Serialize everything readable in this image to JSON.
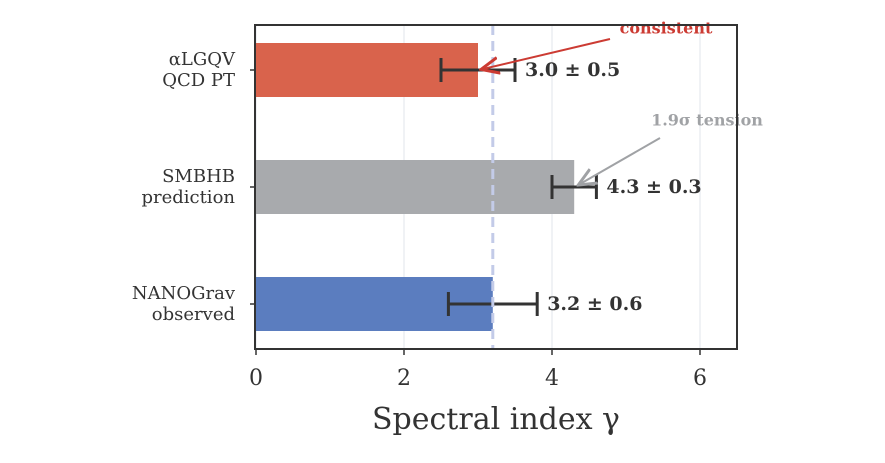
{
  "chart_data": {
    "type": "bar",
    "orientation": "horizontal",
    "categories": [
      "αLGQV\nQCD PT",
      "SMBHB\nprediction",
      "NANOGrav\nobserved"
    ],
    "values": [
      3.0,
      4.3,
      3.2
    ],
    "errors": [
      0.5,
      0.3,
      0.6
    ],
    "value_labels": [
      "3.0 ± 0.5",
      "4.3 ± 0.3",
      "3.2 ± 0.6"
    ],
    "colors": [
      "#d9634c",
      "#a8aaad",
      "#5b7dbf"
    ],
    "x_label": "Spectral index γ",
    "xlim": [
      0,
      6.5
    ],
    "xticks": [
      0,
      2,
      4,
      6
    ],
    "grid": true,
    "reference_line": 3.2,
    "annotations": [
      {
        "text": "consistent",
        "color": "#cc3b33"
      },
      {
        "text": "1.9σ tension",
        "color": "#a0a2a5"
      }
    ]
  }
}
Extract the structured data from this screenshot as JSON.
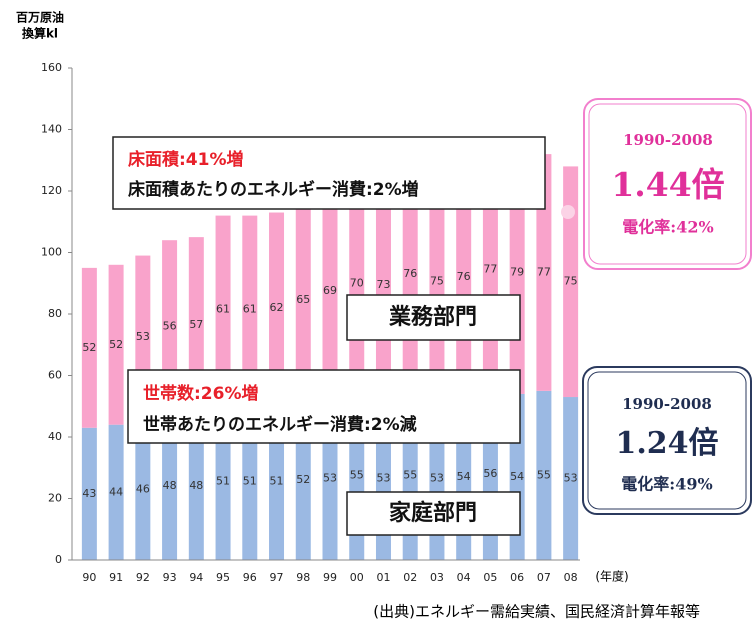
{
  "chart_data": {
    "type": "stacked-bar",
    "y_axis_label": [
      "百万原油",
      "換算kl"
    ],
    "x_axis_label": "(年度)",
    "source": "(出典)エネルギー需給実績、国民経済計算年報等",
    "categories": [
      "90",
      "91",
      "92",
      "93",
      "94",
      "95",
      "96",
      "97",
      "98",
      "99",
      "00",
      "01",
      "02",
      "03",
      "04",
      "05",
      "06",
      "07",
      "08"
    ],
    "series": [
      {
        "name": "家庭部門",
        "color": "#9bb9e3",
        "values": [
          43,
          44,
          46,
          48,
          48,
          51,
          51,
          51,
          52,
          53,
          55,
          53,
          55,
          53,
          54,
          56,
          54,
          55,
          53
        ]
      },
      {
        "name": "業務部門",
        "color": "#f9a3cb",
        "values": [
          52,
          52,
          53,
          56,
          57,
          61,
          61,
          62,
          65,
          69,
          70,
          73,
          76,
          75,
          76,
          77,
          79,
          77,
          75
        ]
      }
    ],
    "ylim": [
      0,
      160
    ],
    "yticks": [
      0,
      20,
      40,
      60,
      80,
      100,
      120,
      140,
      160
    ],
    "notes": [
      {
        "lines": [
          "床面積:41%増",
          "床面積あたりのエネルギー消費:2%増"
        ]
      },
      {
        "lines": [
          "世帯数:26%増",
          "世帯あたりのエネルギー消費:2%減"
        ]
      }
    ],
    "summaries": [
      {
        "period": "1990-2008",
        "ratio": "1.44倍",
        "electrification": "電化率:42%"
      },
      {
        "period": "1990-2008",
        "ratio": "1.24倍",
        "electrification": "電化率:49%"
      }
    ]
  }
}
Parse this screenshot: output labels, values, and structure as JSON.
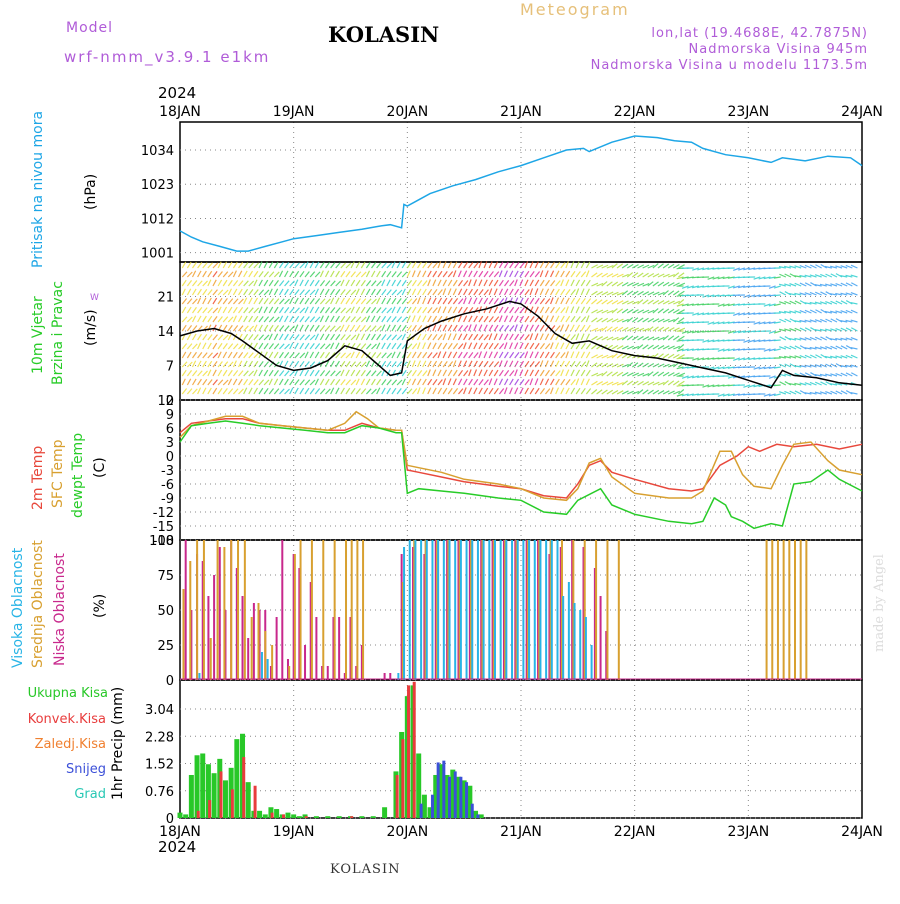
{
  "header": {
    "model_label": "Model",
    "model_version": "wrf-nmm_v3.9.1 e1km",
    "station": "KOLASIN",
    "product": "Meteogram",
    "lonlat": "lon,lat (19.4688E, 42.7875N)",
    "elevation": "Nadmorska Visina 945m",
    "model_elevation": "Nadmorska Visina u modelu 1173.5m",
    "year_top": "2024",
    "year_bottom": "2024",
    "credit": "made by Angel",
    "footer_station": "KOLASIN"
  },
  "colors": {
    "pressure": "#1ea6e6",
    "temp2m": "#e8483c",
    "sfc_temp": "#d8a030",
    "dewpoint": "#28cc28",
    "high_cloud": "#28b4e6",
    "mid_cloud": "#d8a030",
    "low_cloud": "#c8288c",
    "total_precip": "#28c828",
    "convective": "#e83c3c",
    "snow": "#3c50d8",
    "grid": "#888888"
  },
  "time_axis": {
    "labels": [
      "18JAN",
      "19JAN",
      "20JAN",
      "21JAN",
      "22JAN",
      "23JAN",
      "24JAN"
    ]
  },
  "chart_data": [
    {
      "type": "line",
      "title": "",
      "ylabel_name": "Pritisak na nivou mora",
      "ylabel_unit": "(hPa)",
      "ylim": [
        998,
        1043
      ],
      "yticks": [
        "1001",
        "1012",
        "1023",
        "1034"
      ],
      "ytick_values": [
        1001,
        1012,
        1023,
        1034
      ],
      "grid": true,
      "series": [
        {
          "x": [
            0,
            0.1,
            0.2,
            0.35,
            0.5,
            0.6,
            0.75,
            0.9,
            1.0,
            1.2,
            1.4,
            1.6,
            1.75,
            1.85,
            1.95,
            1.97,
            2.0,
            2.1,
            2.2,
            2.4,
            2.6,
            2.8,
            3.0,
            3.2,
            3.4,
            3.55,
            3.6,
            3.8,
            4.0,
            4.2,
            4.35,
            4.5,
            4.6,
            4.8,
            5.0,
            5.2,
            5.3,
            5.5,
            5.7,
            5.9,
            6.0
          ],
          "values": [
            1008,
            1006,
            1004.5,
            1003,
            1001.5,
            1001.5,
            1003,
            1004.5,
            1005.5,
            1006.5,
            1007.5,
            1008.5,
            1009.5,
            1010,
            1009,
            1016.5,
            1016,
            1018,
            1020,
            1022.5,
            1024.5,
            1027,
            1029,
            1031.5,
            1034,
            1034.5,
            1033.5,
            1036.5,
            1038.5,
            1038,
            1037,
            1036.5,
            1034.5,
            1032.5,
            1031.5,
            1030,
            1031.5,
            1030.5,
            1032,
            1031.5,
            1029
          ]
        }
      ]
    },
    {
      "type": "line",
      "title": "",
      "ylabel_name_1": "10m Vjetar",
      "ylabel_name_2": "Brzina i Pravac",
      "ylabel_unit": "(m/s)",
      "ylim": [
        0,
        28
      ],
      "yticks": [
        "0",
        "7",
        "14",
        "21"
      ],
      "ytick_values": [
        0,
        7,
        14,
        21
      ],
      "grid": true,
      "series": [
        {
          "name": "wind speed",
          "x": [
            0,
            0.15,
            0.3,
            0.45,
            0.55,
            0.7,
            0.85,
            1.0,
            1.15,
            1.3,
            1.45,
            1.6,
            1.75,
            1.85,
            1.95,
            2.0,
            2.15,
            2.3,
            2.5,
            2.7,
            2.9,
            3.0,
            3.15,
            3.3,
            3.45,
            3.6,
            3.8,
            4.0,
            4.2,
            4.4,
            4.6,
            4.8,
            5.0,
            5.2,
            5.3,
            5.4,
            5.6,
            5.8,
            6.0
          ],
          "values": [
            13,
            14,
            14.5,
            13.5,
            12,
            9.5,
            7,
            6,
            6.5,
            8,
            11,
            10,
            7,
            5,
            5.5,
            12,
            14.5,
            16,
            17.5,
            18.5,
            20,
            19.5,
            17,
            13.5,
            11.5,
            12,
            10,
            9,
            8.5,
            7.5,
            6.5,
            5.5,
            4,
            2.5,
            6,
            5,
            4.5,
            3.5,
            3
          ]
        }
      ]
    },
    {
      "type": "line",
      "title": "",
      "ylabel_names": [
        "2m Temp",
        "SFC Temp",
        "dewpt Temp"
      ],
      "ylabel_unit": "(C)",
      "ylim": [
        -18,
        12
      ],
      "yticks": [
        "-18",
        "-15",
        "-12",
        "-9",
        "-6",
        "-3",
        "0",
        "3",
        "6",
        "9",
        "12"
      ],
      "ytick_values": [
        -18,
        -15,
        -12,
        -9,
        -6,
        -3,
        0,
        3,
        6,
        9,
        12
      ],
      "grid": true,
      "series": [
        {
          "name": "2m Temp",
          "x": [
            0,
            0.1,
            0.25,
            0.4,
            0.55,
            0.7,
            0.9,
            1.1,
            1.3,
            1.45,
            1.6,
            1.75,
            1.9,
            1.95,
            2.0,
            2.1,
            2.3,
            2.5,
            2.8,
            3.0,
            3.2,
            3.4,
            3.5,
            3.6,
            3.7,
            3.8,
            4.0,
            4.3,
            4.5,
            4.6,
            4.75,
            4.9,
            5.0,
            5.1,
            5.25,
            5.4,
            5.6,
            5.8,
            6.0
          ],
          "values": [
            5,
            7,
            7.5,
            8,
            8,
            7,
            6.5,
            6,
            5.5,
            5.5,
            7,
            6,
            5.5,
            5.5,
            -3,
            -3.5,
            -4.5,
            -5.5,
            -6.5,
            -7,
            -8.5,
            -9,
            -6,
            -2,
            -1,
            -3.5,
            -5,
            -7,
            -7.5,
            -7,
            -2,
            0,
            2,
            1,
            2.5,
            2,
            2.5,
            1.5,
            2.5
          ]
        },
        {
          "name": "SFC Temp",
          "x": [
            0,
            0.1,
            0.25,
            0.4,
            0.55,
            0.7,
            0.9,
            1.1,
            1.3,
            1.45,
            1.55,
            1.65,
            1.75,
            1.9,
            1.95,
            2.0,
            2.1,
            2.3,
            2.5,
            2.8,
            3.0,
            3.2,
            3.4,
            3.5,
            3.6,
            3.7,
            3.8,
            4.0,
            4.3,
            4.5,
            4.6,
            4.75,
            4.85,
            4.95,
            5.05,
            5.2,
            5.3,
            5.4,
            5.55,
            5.7,
            5.8,
            6.0
          ],
          "values": [
            4,
            6.5,
            7.5,
            8.5,
            8.5,
            7,
            6.5,
            6,
            5.5,
            7,
            9.5,
            8,
            6,
            5.5,
            5.5,
            -2,
            -2.5,
            -3.5,
            -5,
            -6,
            -7,
            -9,
            -9.5,
            -7,
            -1.5,
            -0.5,
            -4.5,
            -8,
            -9,
            -9,
            -7.5,
            1,
            1,
            -4,
            -6.5,
            -7,
            -2,
            2.5,
            3,
            -1,
            -3,
            -4
          ]
        },
        {
          "name": "dewpt Temp",
          "x": [
            0,
            0.1,
            0.25,
            0.4,
            0.55,
            0.7,
            0.9,
            1.1,
            1.3,
            1.45,
            1.6,
            1.75,
            1.9,
            1.95,
            2.0,
            2.1,
            2.3,
            2.5,
            2.8,
            3.0,
            3.2,
            3.4,
            3.5,
            3.7,
            3.8,
            4.0,
            4.3,
            4.5,
            4.6,
            4.7,
            4.8,
            4.85,
            4.95,
            5.05,
            5.2,
            5.3,
            5.4,
            5.55,
            5.7,
            5.8,
            6.0
          ],
          "values": [
            3,
            6.5,
            7,
            7.5,
            7,
            6.5,
            6,
            5.5,
            5,
            5,
            6.5,
            6,
            5,
            5,
            -8,
            -7,
            -7.5,
            -8,
            -9,
            -9.5,
            -12,
            -12.5,
            -9.5,
            -7,
            -10.5,
            -12.5,
            -14,
            -14.5,
            -14,
            -9,
            -10.5,
            -13,
            -14,
            -15.5,
            -14.5,
            -15,
            -6,
            -5.5,
            -3,
            -5,
            -7.5
          ]
        }
      ]
    },
    {
      "type": "bar",
      "title": "",
      "ylabel_names": [
        "Visoka Oblacnost",
        "Srednja Oblacnost",
        "Niska Oblacnost"
      ],
      "ylabel_unit": "(%)",
      "ylim": [
        0,
        100
      ],
      "yticks": [
        "0",
        "25",
        "50",
        "75",
        "100"
      ],
      "ytick_values": [
        0,
        25,
        50,
        75,
        100
      ],
      "grid": true,
      "series": [
        {
          "name": "Niska Oblacnost",
          "x": [
            0.05,
            0.1,
            0.15,
            0.2,
            0.25,
            0.3,
            0.35,
            0.4,
            0.45,
            0.5,
            0.55,
            0.6,
            0.65,
            0.7,
            0.75,
            0.8,
            0.85,
            0.9,
            0.95,
            1.0,
            1.05,
            1.1,
            1.15,
            1.2,
            1.25,
            1.3,
            1.35,
            1.4,
            1.45,
            1.5,
            1.55,
            1.6,
            1.8,
            1.85,
            1.95,
            2.05,
            2.15,
            2.25,
            2.35,
            2.45,
            2.55,
            2.65,
            2.75,
            2.85,
            2.95,
            3.05,
            3.15,
            3.25,
            3.35,
            3.45,
            3.55,
            3.65,
            3.7,
            3.75
          ],
          "values": [
            100,
            50,
            90,
            85,
            60,
            75,
            95,
            50,
            100,
            80,
            60,
            30,
            55,
            50,
            50,
            10,
            45,
            100,
            15,
            90,
            80,
            25,
            70,
            45,
            10,
            10,
            45,
            45,
            5,
            45,
            10,
            25,
            5,
            5,
            90,
            95,
            90,
            100,
            100,
            100,
            100,
            100,
            100,
            100,
            100,
            100,
            100,
            90,
            95,
            100,
            95,
            80,
            60,
            35
          ]
        },
        {
          "name": "Srednja Oblacnost",
          "x": [
            0.02,
            0.08,
            0.14,
            0.2,
            0.26,
            0.32,
            0.38,
            0.44,
            0.5,
            0.56,
            0.62,
            0.68,
            0.74,
            0.8,
            0.95,
            1.0,
            1.05,
            1.15,
            1.25,
            1.35,
            1.45,
            1.5,
            1.55,
            1.6,
            1.95,
            2.05,
            2.15,
            2.25,
            2.35,
            2.45,
            2.55,
            2.65,
            2.75,
            2.85,
            2.95,
            3.05,
            3.15,
            3.25,
            3.35,
            3.45,
            3.55,
            3.65,
            3.75,
            3.85,
            5.15,
            5.2,
            5.25,
            5.3,
            5.35,
            5.4,
            5.45,
            5.5
          ],
          "values": [
            65,
            85,
            100,
            100,
            30,
            100,
            95,
            100,
            100,
            100,
            45,
            55,
            35,
            25,
            10,
            90,
            100,
            100,
            100,
            100,
            100,
            100,
            100,
            100,
            70,
            100,
            100,
            100,
            100,
            100,
            100,
            100,
            100,
            100,
            100,
            100,
            100,
            100,
            100,
            100,
            100,
            100,
            100,
            100,
            100,
            100,
            100,
            100,
            100,
            100,
            100,
            100
          ]
        },
        {
          "name": "Visoka Oblacnost",
          "x": [
            0.15,
            0.7,
            0.75,
            1.9,
            1.95,
            2.0,
            2.05,
            2.1,
            2.15,
            2.2,
            2.25,
            2.3,
            2.35,
            2.4,
            2.45,
            2.5,
            2.55,
            2.6,
            2.65,
            2.7,
            2.75,
            2.8,
            2.85,
            2.9,
            2.95,
            3.0,
            3.05,
            3.1,
            3.15,
            3.2,
            3.25,
            3.3,
            3.35,
            3.4,
            3.45,
            3.5,
            3.55,
            3.6
          ],
          "values": [
            5,
            20,
            15,
            5,
            95,
            100,
            100,
            100,
            100,
            100,
            100,
            100,
            100,
            100,
            100,
            100,
            100,
            100,
            100,
            100,
            100,
            100,
            100,
            100,
            100,
            100,
            100,
            100,
            100,
            100,
            100,
            100,
            60,
            70,
            55,
            50,
            45,
            25
          ]
        }
      ]
    },
    {
      "type": "bar",
      "title": "",
      "legend": [
        "Ukupna Kisa",
        "Konvek.Kisa",
        "Zaledj.Kisa",
        "Snijeg",
        "Grad"
      ],
      "ylabel_name": "1hr Precip",
      "ylabel_unit": "(mm)",
      "ylim": [
        0,
        3.85
      ],
      "yticks": [
        "0",
        "0.76",
        "1.52",
        "2.28",
        "3.04"
      ],
      "ytick_values": [
        0,
        0.76,
        1.52,
        2.28,
        3.04
      ],
      "grid": true,
      "series": [
        {
          "name": "Ukupna Kisa",
          "x": [
            0.0,
            0.05,
            0.1,
            0.15,
            0.2,
            0.25,
            0.3,
            0.35,
            0.4,
            0.45,
            0.5,
            0.55,
            0.6,
            0.65,
            0.7,
            0.75,
            0.8,
            0.85,
            0.9,
            0.95,
            1.0,
            1.05,
            1.1,
            1.2,
            1.3,
            1.4,
            1.5,
            1.6,
            1.7,
            1.8,
            1.9,
            1.95,
            2.0,
            2.05,
            2.1,
            2.15,
            2.2,
            2.25,
            2.3,
            2.35,
            2.4,
            2.45,
            2.5,
            2.55,
            2.6,
            2.65
          ],
          "values": [
            0.15,
            0.1,
            1.2,
            1.75,
            1.8,
            1.5,
            1.25,
            1.65,
            1.05,
            1.4,
            2.2,
            2.35,
            1.0,
            0.2,
            0.2,
            0.1,
            0.3,
            0.25,
            0.1,
            0.15,
            0.1,
            0.05,
            0.1,
            0.05,
            0.05,
            0.05,
            0.05,
            0.05,
            0.05,
            0.3,
            1.3,
            2.4,
            3.4,
            3.7,
            1.8,
            0.65,
            0.3,
            1.2,
            1.5,
            1.2,
            1.35,
            1.15,
            1.05,
            0.9,
            0.2,
            0.1
          ]
        },
        {
          "name": "Konvek.Kisa",
          "x": [
            0.15,
            0.25,
            0.35,
            0.45,
            0.55,
            0.65,
            0.8,
            0.9,
            1.1,
            1.5,
            1.9,
            1.95,
            2.0,
            2.05
          ],
          "values": [
            0.2,
            0.5,
            1.3,
            0.8,
            1.7,
            0.9,
            0.15,
            0.1,
            0.05,
            0.05,
            1.2,
            2.2,
            3.7,
            3.8
          ]
        },
        {
          "name": "Snijeg",
          "x": [
            2.1,
            2.2,
            2.25,
            2.3,
            2.35,
            2.4,
            2.45,
            2.5,
            2.55,
            2.6
          ],
          "values": [
            0.4,
            0.65,
            1.55,
            1.6,
            1.15,
            1.3,
            1.15,
            1.0,
            0.4,
            0.1
          ]
        }
      ]
    }
  ]
}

-- -- --

### Objective
List each line in the listing that contains the string "Visoka".

### Finished exercise
        "Visoka Oblacnost",
          "name": "Visoka Oblacnost",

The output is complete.